Given exercise
Show every line where "title" occurs.

Input rows
•••••
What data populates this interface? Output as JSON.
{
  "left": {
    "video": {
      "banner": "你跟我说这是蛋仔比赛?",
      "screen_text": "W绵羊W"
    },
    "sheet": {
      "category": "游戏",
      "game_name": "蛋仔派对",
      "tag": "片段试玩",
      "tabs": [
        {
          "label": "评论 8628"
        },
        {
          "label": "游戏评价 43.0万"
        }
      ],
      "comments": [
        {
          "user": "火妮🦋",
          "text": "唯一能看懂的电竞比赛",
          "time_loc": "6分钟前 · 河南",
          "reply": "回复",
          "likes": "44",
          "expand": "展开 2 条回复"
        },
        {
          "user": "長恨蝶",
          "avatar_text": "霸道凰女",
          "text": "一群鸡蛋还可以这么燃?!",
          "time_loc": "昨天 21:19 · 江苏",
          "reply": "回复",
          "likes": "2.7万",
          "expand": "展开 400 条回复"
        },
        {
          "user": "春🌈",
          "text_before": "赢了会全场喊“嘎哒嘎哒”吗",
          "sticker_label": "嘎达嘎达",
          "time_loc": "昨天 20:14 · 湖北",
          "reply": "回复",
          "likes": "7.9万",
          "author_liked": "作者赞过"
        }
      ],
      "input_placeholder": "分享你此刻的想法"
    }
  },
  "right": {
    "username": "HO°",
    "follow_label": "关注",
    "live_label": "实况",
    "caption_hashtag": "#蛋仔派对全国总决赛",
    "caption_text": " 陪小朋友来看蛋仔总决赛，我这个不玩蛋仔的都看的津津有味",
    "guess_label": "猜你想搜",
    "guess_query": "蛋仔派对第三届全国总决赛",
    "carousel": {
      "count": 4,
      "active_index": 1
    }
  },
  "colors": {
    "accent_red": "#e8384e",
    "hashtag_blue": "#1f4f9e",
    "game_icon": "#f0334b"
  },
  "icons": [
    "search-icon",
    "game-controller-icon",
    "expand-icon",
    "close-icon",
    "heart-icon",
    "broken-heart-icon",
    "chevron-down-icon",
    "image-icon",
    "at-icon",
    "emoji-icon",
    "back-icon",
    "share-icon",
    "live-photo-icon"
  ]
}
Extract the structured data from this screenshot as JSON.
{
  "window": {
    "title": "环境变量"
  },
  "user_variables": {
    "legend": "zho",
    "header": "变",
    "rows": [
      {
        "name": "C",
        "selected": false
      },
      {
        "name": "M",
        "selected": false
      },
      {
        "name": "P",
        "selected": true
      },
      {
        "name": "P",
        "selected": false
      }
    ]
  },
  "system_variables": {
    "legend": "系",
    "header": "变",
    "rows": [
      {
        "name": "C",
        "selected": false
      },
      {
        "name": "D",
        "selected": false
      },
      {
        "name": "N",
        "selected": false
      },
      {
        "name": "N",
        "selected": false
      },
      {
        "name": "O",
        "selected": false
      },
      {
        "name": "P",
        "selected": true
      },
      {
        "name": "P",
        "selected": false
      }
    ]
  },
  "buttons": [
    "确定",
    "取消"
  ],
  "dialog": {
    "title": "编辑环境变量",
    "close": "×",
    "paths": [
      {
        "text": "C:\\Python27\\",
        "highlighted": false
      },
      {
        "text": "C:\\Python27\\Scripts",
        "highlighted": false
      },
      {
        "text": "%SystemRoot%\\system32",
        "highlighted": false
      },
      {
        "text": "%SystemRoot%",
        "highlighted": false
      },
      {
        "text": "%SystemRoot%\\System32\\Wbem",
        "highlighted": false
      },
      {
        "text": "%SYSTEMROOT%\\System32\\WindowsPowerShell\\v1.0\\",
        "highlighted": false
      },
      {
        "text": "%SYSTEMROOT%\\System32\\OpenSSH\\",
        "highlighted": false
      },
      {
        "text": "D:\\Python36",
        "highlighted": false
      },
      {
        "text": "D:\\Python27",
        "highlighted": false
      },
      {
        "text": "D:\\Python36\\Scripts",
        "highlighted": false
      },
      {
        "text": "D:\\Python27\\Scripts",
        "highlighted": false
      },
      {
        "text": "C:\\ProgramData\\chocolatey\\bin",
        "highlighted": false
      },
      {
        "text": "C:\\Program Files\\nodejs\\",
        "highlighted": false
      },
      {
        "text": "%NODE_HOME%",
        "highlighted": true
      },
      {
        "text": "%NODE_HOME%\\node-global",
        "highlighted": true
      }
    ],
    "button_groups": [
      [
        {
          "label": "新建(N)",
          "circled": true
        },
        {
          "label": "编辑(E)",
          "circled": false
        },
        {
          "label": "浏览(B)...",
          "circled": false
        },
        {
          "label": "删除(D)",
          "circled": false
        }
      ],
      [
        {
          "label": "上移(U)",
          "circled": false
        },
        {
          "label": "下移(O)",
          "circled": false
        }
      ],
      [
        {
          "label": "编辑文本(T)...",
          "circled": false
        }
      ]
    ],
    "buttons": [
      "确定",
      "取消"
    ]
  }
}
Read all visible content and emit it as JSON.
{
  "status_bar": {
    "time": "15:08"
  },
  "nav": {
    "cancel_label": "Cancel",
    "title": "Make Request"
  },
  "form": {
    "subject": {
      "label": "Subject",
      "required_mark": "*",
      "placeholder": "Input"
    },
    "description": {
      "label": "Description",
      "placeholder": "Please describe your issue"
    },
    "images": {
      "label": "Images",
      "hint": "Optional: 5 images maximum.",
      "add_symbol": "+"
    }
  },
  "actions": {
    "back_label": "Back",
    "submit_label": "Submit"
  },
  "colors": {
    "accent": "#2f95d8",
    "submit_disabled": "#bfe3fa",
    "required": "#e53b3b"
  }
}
•••••
Full answer
    "title": "环境变量"
    "title": "编辑环境变量",
    "title": "Make Request"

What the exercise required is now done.